### Written request
Search the data below for the string "text". Extract every line that contains it.

### Dataset

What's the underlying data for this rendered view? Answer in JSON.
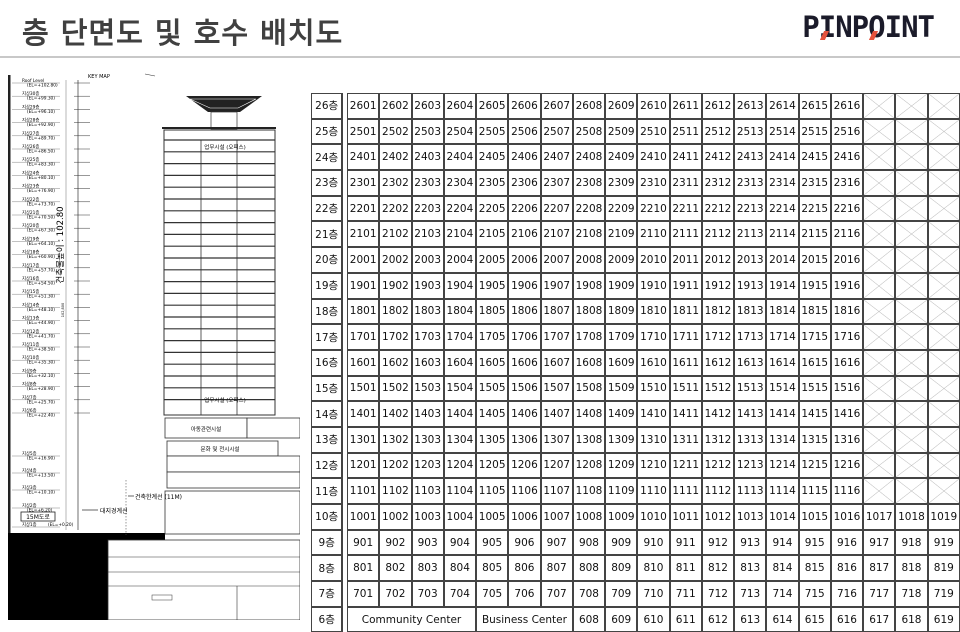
{
  "header": {
    "title": "층 단면도 및 호수 배치도",
    "logo": "PINPOINT",
    "logo_accent_color": "#e5533d"
  },
  "section": {
    "key_map": "KEY MAP",
    "height_label": "건축물높이 : 102.80",
    "dimension_label": "102,800",
    "levels": [
      {
        "name": "Roof Level",
        "el": "(EL=+102.80)"
      },
      {
        "name": "지상30층",
        "el": "(EL=+99.30)"
      },
      {
        "name": "지상29층",
        "el": "(EL=+96.10)"
      },
      {
        "name": "지상28층",
        "el": "(EL=+92.90)"
      },
      {
        "name": "지상27층",
        "el": "(EL=+89.70)"
      },
      {
        "name": "지상26층",
        "el": "(EL=+86.50)"
      },
      {
        "name": "지상25층",
        "el": "(EL=+83.30)"
      },
      {
        "name": "지상24층",
        "el": "(EL=+80.10)"
      },
      {
        "name": "지상23층",
        "el": "(EL=+76.90)"
      },
      {
        "name": "지상22층",
        "el": "(EL=+73.70)"
      },
      {
        "name": "지상21층",
        "el": "(EL=+70.50)"
      },
      {
        "name": "지상20층",
        "el": "(EL=+67.30)"
      },
      {
        "name": "지상19층",
        "el": "(EL=+64.10)"
      },
      {
        "name": "지상18층",
        "el": "(EL=+60.90)"
      },
      {
        "name": "지상17층",
        "el": "(EL=+57.70)"
      },
      {
        "name": "지상16층",
        "el": "(EL=+54.50)"
      },
      {
        "name": "지상15층",
        "el": "(EL=+51.30)"
      },
      {
        "name": "지상14층",
        "el": "(EL=+48.10)"
      },
      {
        "name": "지상13층",
        "el": "(EL=+44.90)"
      },
      {
        "name": "지상12층",
        "el": "(EL=+41.70)"
      },
      {
        "name": "지상11층",
        "el": "(EL=+38.50)"
      },
      {
        "name": "지상10층",
        "el": "(EL=+35.30)"
      },
      {
        "name": "지상9층",
        "el": "(EL=+32.10)"
      },
      {
        "name": "지상8층",
        "el": "(EL=+28.90)"
      },
      {
        "name": "지상7층",
        "el": "(EL=+25.70)"
      },
      {
        "name": "지상6층",
        "el": "(EL=+22.40)"
      },
      {
        "name": "지상5층",
        "el": "(EL=+16.90)"
      },
      {
        "name": "지상4층",
        "el": "(EL=+13.50)"
      },
      {
        "name": "지상3층",
        "el": "(EL=+10.10)"
      },
      {
        "name": "지상2층",
        "el": "(EL=+6.20)"
      },
      {
        "name": "지상1층",
        "el": "(EL=+0.20)"
      }
    ],
    "road_label": "15M도로",
    "office_label": "업무시설 (오피스)",
    "child_label": "아동관련시설",
    "culture_label": "문화 및 전시시설",
    "building_line_label": "건축한계선 (11M)",
    "boundary_label": "대지경계선"
  },
  "table": {
    "rows": [
      {
        "floor": "26층",
        "cells": [
          "2601",
          "2602",
          "2603",
          "2604",
          "2605",
          "2606",
          "2607",
          "2608",
          "2609",
          "2610",
          "2611",
          "2612",
          "2613",
          "2614",
          "2615",
          "2616",
          null,
          null,
          null
        ]
      },
      {
        "floor": "25층",
        "cells": [
          "2501",
          "2502",
          "2503",
          "2504",
          "2505",
          "2506",
          "2507",
          "2508",
          "2509",
          "2510",
          "2511",
          "2512",
          "2513",
          "2514",
          "2515",
          "2516",
          null,
          null,
          null
        ]
      },
      {
        "floor": "24층",
        "cells": [
          "2401",
          "2402",
          "2403",
          "2404",
          "2405",
          "2406",
          "2407",
          "2408",
          "2409",
          "2410",
          "2411",
          "2412",
          "2413",
          "2414",
          "2415",
          "2416",
          null,
          null,
          null
        ]
      },
      {
        "floor": "23층",
        "cells": [
          "2301",
          "2302",
          "2303",
          "2304",
          "2305",
          "2306",
          "2307",
          "2308",
          "2309",
          "2310",
          "2311",
          "2312",
          "2313",
          "2314",
          "2315",
          "2316",
          null,
          null,
          null
        ]
      },
      {
        "floor": "22층",
        "cells": [
          "2201",
          "2202",
          "2203",
          "2204",
          "2205",
          "2206",
          "2207",
          "2208",
          "2209",
          "2210",
          "2211",
          "2212",
          "2213",
          "2214",
          "2215",
          "2216",
          null,
          null,
          null
        ]
      },
      {
        "floor": "21층",
        "cells": [
          "2101",
          "2102",
          "2103",
          "2104",
          "2105",
          "2106",
          "2107",
          "2108",
          "2109",
          "2110",
          "2111",
          "2112",
          "2113",
          "2114",
          "2115",
          "2116",
          null,
          null,
          null
        ]
      },
      {
        "floor": "20층",
        "cells": [
          "2001",
          "2002",
          "2003",
          "2004",
          "2005",
          "2006",
          "2007",
          "2008",
          "2009",
          "2010",
          "2011",
          "2012",
          "2013",
          "2014",
          "2015",
          "2016",
          null,
          null,
          null
        ]
      },
      {
        "floor": "19층",
        "cells": [
          "1901",
          "1902",
          "1903",
          "1904",
          "1905",
          "1906",
          "1907",
          "1908",
          "1909",
          "1910",
          "1911",
          "1912",
          "1913",
          "1914",
          "1915",
          "1916",
          null,
          null,
          null
        ]
      },
      {
        "floor": "18층",
        "cells": [
          "1801",
          "1802",
          "1803",
          "1804",
          "1805",
          "1806",
          "1807",
          "1808",
          "1809",
          "1810",
          "1811",
          "1812",
          "1813",
          "1814",
          "1815",
          "1816",
          null,
          null,
          null
        ]
      },
      {
        "floor": "17층",
        "cells": [
          "1701",
          "1702",
          "1703",
          "1704",
          "1705",
          "1706",
          "1707",
          "1708",
          "1709",
          "1710",
          "1711",
          "1712",
          "1713",
          "1714",
          "1715",
          "1716",
          null,
          null,
          null
        ]
      },
      {
        "floor": "16층",
        "cells": [
          "1601",
          "1602",
          "1603",
          "1604",
          "1605",
          "1606",
          "1607",
          "1608",
          "1609",
          "1610",
          "1611",
          "1612",
          "1613",
          "1614",
          "1615",
          "1616",
          null,
          null,
          null
        ]
      },
      {
        "floor": "15층",
        "cells": [
          "1501",
          "1502",
          "1503",
          "1504",
          "1505",
          "1506",
          "1507",
          "1508",
          "1509",
          "1510",
          "1511",
          "1512",
          "1513",
          "1514",
          "1515",
          "1516",
          null,
          null,
          null
        ]
      },
      {
        "floor": "14층",
        "cells": [
          "1401",
          "1402",
          "1403",
          "1404",
          "1405",
          "1406",
          "1407",
          "1408",
          "1409",
          "1410",
          "1411",
          "1412",
          "1413",
          "1414",
          "1415",
          "1416",
          null,
          null,
          null
        ]
      },
      {
        "floor": "13층",
        "cells": [
          "1301",
          "1302",
          "1303",
          "1304",
          "1305",
          "1306",
          "1307",
          "1308",
          "1309",
          "1310",
          "1311",
          "1312",
          "1313",
          "1314",
          "1315",
          "1316",
          null,
          null,
          null
        ]
      },
      {
        "floor": "12층",
        "cells": [
          "1201",
          "1202",
          "1203",
          "1204",
          "1205",
          "1206",
          "1207",
          "1208",
          "1209",
          "1210",
          "1211",
          "1212",
          "1213",
          "1214",
          "1215",
          "1216",
          null,
          null,
          null
        ]
      },
      {
        "floor": "11층",
        "cells": [
          "1101",
          "1102",
          "1103",
          "1104",
          "1105",
          "1106",
          "1107",
          "1108",
          "1109",
          "1110",
          "1111",
          "1112",
          "1113",
          "1114",
          "1115",
          "1116",
          null,
          null,
          null
        ]
      },
      {
        "floor": "10층",
        "cells": [
          "1001",
          "1002",
          "1003",
          "1004",
          "1005",
          "1006",
          "1007",
          "1008",
          "1009",
          "1010",
          "1011",
          "1012",
          "1013",
          "1014",
          "1015",
          "1016",
          "1017",
          "1018",
          "1019"
        ]
      },
      {
        "floor": "9층",
        "cells": [
          "901",
          "902",
          "903",
          "904",
          "905",
          "906",
          "907",
          "908",
          "909",
          "910",
          "911",
          "912",
          "913",
          "914",
          "915",
          "916",
          "917",
          "918",
          "919"
        ]
      },
      {
        "floor": "8층",
        "cells": [
          "801",
          "802",
          "803",
          "804",
          "805",
          "806",
          "807",
          "808",
          "809",
          "810",
          "811",
          "812",
          "813",
          "814",
          "815",
          "816",
          "817",
          "818",
          "819"
        ]
      },
      {
        "floor": "7층",
        "cells": [
          "701",
          "702",
          "703",
          "704",
          "705",
          "706",
          "707",
          "708",
          "709",
          "710",
          "711",
          "712",
          "713",
          "714",
          "715",
          "716",
          "717",
          "718",
          "719"
        ]
      },
      {
        "floor": "6층",
        "cells": [
          {
            "text": "Community Center",
            "span": 4
          },
          {
            "text": "Business Center",
            "span": 3
          },
          "608",
          "609",
          "610",
          "611",
          "612",
          "613",
          "614",
          "615",
          "616",
          "617",
          "618",
          "619"
        ]
      }
    ]
  }
}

### Finished answer
            "text": "Community Center",
            "text": "Business Center",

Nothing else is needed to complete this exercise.